**EXERCISE:** Scan the lines below for the string "llaniladi" and copy every one that has it.
Start of MATERIAL PROVIDED
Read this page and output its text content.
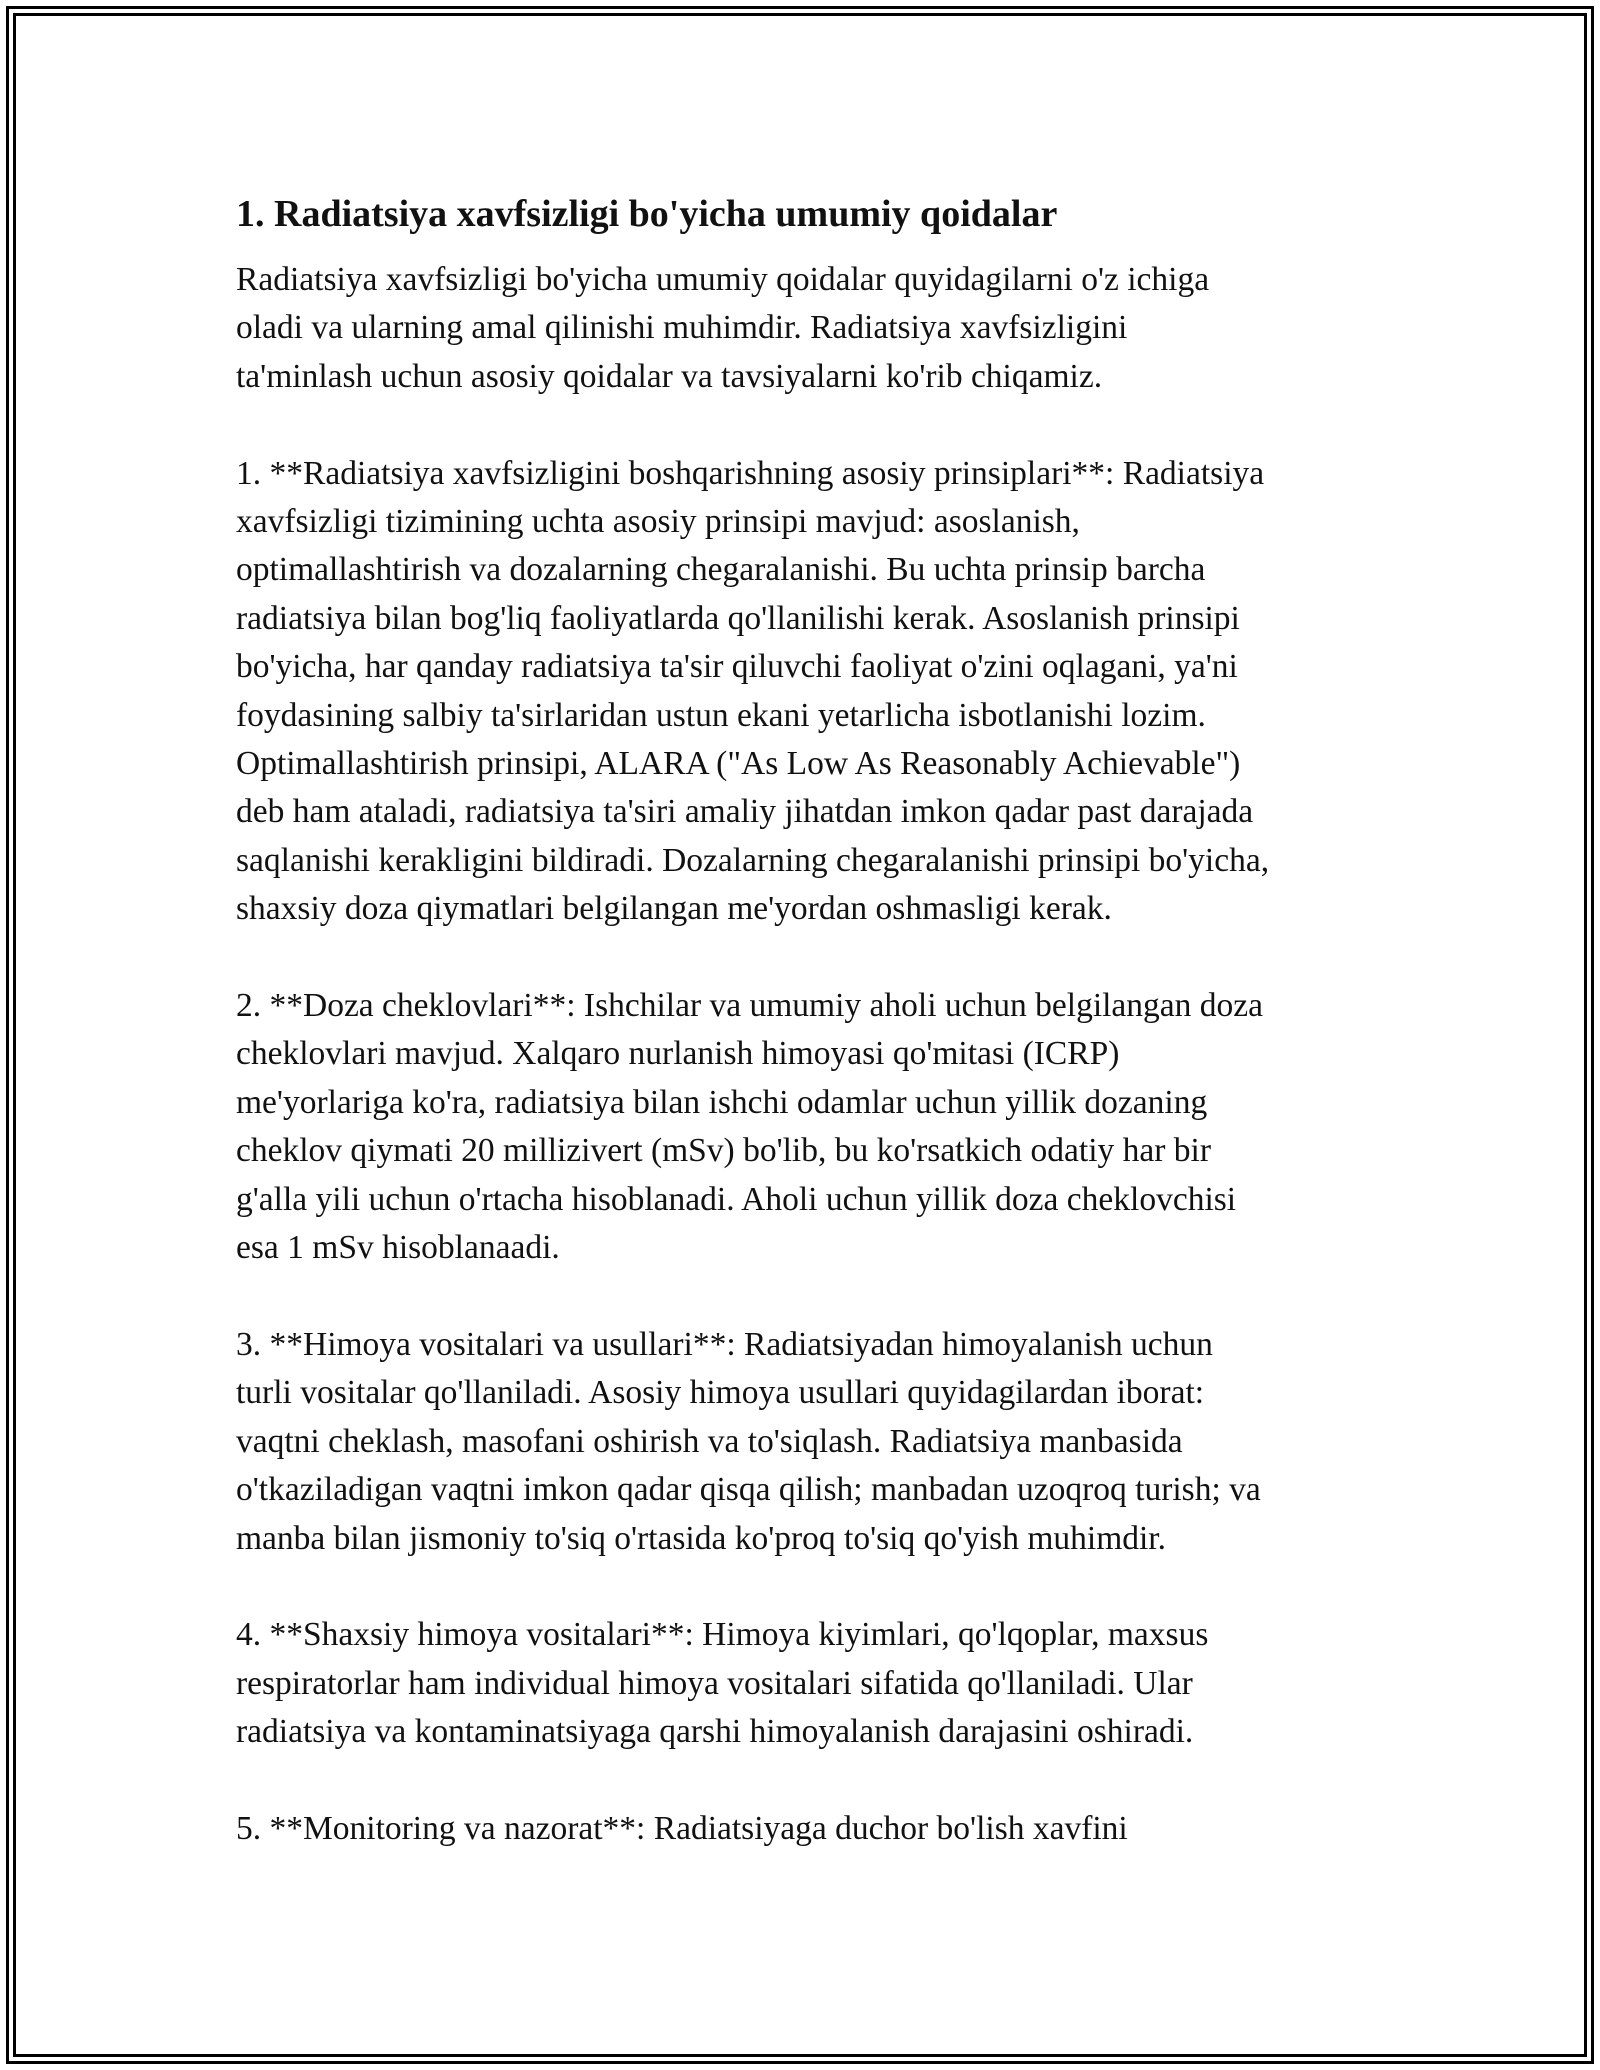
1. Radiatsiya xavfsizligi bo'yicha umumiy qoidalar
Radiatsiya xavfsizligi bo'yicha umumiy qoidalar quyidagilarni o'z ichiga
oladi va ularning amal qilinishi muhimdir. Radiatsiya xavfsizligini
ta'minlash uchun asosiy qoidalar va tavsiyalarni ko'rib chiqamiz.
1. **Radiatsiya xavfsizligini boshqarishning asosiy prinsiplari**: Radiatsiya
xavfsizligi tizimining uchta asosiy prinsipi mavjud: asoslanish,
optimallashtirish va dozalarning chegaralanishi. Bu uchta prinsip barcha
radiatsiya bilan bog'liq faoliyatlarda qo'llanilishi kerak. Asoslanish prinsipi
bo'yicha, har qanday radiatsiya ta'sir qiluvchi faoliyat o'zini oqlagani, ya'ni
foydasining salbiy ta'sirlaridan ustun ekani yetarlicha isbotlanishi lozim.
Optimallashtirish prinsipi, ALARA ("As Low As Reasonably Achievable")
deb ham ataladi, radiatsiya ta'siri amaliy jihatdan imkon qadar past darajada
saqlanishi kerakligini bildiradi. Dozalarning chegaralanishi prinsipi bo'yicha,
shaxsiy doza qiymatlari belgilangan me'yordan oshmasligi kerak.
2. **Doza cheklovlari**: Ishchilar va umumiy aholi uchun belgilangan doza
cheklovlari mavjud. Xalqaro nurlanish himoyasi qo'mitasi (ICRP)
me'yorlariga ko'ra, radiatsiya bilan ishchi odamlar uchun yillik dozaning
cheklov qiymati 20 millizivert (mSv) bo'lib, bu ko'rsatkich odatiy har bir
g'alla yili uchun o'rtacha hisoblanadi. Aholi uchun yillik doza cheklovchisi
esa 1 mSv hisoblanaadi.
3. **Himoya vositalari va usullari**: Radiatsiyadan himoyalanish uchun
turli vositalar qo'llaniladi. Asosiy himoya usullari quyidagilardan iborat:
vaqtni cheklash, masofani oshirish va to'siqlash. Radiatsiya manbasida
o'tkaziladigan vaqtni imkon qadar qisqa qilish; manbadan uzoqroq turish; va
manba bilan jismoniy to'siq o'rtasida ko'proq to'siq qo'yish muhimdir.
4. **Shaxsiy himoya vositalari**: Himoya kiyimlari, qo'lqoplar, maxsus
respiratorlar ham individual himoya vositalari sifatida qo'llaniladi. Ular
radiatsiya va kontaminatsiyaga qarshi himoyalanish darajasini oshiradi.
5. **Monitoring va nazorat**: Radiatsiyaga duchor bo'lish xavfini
End of MATERIAL PROVIDED
Start of MATERIAL PROVIDED
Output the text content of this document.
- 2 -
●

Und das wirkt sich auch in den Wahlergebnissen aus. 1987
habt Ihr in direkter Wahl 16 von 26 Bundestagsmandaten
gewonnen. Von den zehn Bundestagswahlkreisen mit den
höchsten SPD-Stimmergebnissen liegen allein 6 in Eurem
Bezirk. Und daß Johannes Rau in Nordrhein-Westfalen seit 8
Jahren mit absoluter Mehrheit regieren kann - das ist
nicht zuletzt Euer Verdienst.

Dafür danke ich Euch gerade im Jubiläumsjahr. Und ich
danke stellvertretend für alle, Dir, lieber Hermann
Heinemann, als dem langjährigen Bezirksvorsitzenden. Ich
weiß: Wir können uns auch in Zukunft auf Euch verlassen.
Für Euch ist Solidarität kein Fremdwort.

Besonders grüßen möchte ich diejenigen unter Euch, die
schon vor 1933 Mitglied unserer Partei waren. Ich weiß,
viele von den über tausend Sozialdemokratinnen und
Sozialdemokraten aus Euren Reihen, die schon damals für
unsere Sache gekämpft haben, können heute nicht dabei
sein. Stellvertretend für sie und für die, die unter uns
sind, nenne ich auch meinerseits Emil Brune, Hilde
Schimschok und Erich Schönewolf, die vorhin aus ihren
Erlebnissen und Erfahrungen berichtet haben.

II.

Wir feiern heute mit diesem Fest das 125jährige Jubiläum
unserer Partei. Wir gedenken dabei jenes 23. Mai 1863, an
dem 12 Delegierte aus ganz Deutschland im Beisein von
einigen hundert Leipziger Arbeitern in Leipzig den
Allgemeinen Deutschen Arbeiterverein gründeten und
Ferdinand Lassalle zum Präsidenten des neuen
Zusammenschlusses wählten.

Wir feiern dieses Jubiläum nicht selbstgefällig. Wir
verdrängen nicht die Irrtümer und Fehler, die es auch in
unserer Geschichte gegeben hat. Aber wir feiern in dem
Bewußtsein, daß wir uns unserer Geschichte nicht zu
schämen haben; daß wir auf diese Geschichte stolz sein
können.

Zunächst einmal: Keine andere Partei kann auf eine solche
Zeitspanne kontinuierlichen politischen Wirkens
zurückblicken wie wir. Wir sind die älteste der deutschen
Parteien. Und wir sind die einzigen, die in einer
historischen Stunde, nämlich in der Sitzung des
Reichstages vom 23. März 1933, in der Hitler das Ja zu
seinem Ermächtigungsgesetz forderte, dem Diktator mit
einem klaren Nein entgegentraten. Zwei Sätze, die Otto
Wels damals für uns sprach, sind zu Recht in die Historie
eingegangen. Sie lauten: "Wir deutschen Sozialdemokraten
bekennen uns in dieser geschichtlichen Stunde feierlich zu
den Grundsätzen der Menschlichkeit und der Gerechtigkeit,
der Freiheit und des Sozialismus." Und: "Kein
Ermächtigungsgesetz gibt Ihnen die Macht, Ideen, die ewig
End of MATERIAL PROVIDED
Start of MATERIAL PROVIDED
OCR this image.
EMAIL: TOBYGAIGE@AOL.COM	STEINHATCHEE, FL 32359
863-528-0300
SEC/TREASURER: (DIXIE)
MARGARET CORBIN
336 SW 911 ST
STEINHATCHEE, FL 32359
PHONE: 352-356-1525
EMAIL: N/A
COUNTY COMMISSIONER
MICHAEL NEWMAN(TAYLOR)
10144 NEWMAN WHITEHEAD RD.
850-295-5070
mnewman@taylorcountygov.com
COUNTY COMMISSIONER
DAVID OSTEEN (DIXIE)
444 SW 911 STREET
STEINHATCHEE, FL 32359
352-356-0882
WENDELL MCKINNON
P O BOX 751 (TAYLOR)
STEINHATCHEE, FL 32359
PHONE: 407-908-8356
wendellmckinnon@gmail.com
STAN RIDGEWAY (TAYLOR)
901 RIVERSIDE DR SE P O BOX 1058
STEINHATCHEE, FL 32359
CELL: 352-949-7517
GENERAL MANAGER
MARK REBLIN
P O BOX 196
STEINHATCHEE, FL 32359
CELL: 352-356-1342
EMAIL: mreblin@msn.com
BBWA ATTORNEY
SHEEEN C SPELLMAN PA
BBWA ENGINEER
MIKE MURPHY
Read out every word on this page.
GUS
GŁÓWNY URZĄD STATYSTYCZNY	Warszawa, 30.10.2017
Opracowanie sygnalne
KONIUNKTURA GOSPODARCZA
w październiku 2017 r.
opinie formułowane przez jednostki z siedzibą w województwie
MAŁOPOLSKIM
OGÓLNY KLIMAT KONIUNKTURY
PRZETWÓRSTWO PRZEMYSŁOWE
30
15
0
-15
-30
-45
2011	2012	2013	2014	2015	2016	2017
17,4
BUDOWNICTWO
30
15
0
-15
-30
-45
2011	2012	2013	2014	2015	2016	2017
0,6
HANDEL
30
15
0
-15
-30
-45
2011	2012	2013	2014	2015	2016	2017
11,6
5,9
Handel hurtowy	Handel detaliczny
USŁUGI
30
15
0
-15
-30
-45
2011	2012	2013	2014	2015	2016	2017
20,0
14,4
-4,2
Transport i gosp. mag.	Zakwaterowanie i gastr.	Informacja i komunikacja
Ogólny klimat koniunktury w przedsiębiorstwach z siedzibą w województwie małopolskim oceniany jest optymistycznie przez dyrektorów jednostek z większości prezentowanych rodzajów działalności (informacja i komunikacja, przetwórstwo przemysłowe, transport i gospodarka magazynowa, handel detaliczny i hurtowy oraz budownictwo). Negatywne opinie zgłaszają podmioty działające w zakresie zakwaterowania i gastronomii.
End of MATERIAL PROVIDED
**ANSWER FOR THE TASK:**
turli vositalar qo'llaniladi. Asosiy himoya usullari quyidagilardan iborat:
respiratorlar ham individual himoya vositalari sifatida qo'llaniladi. Ular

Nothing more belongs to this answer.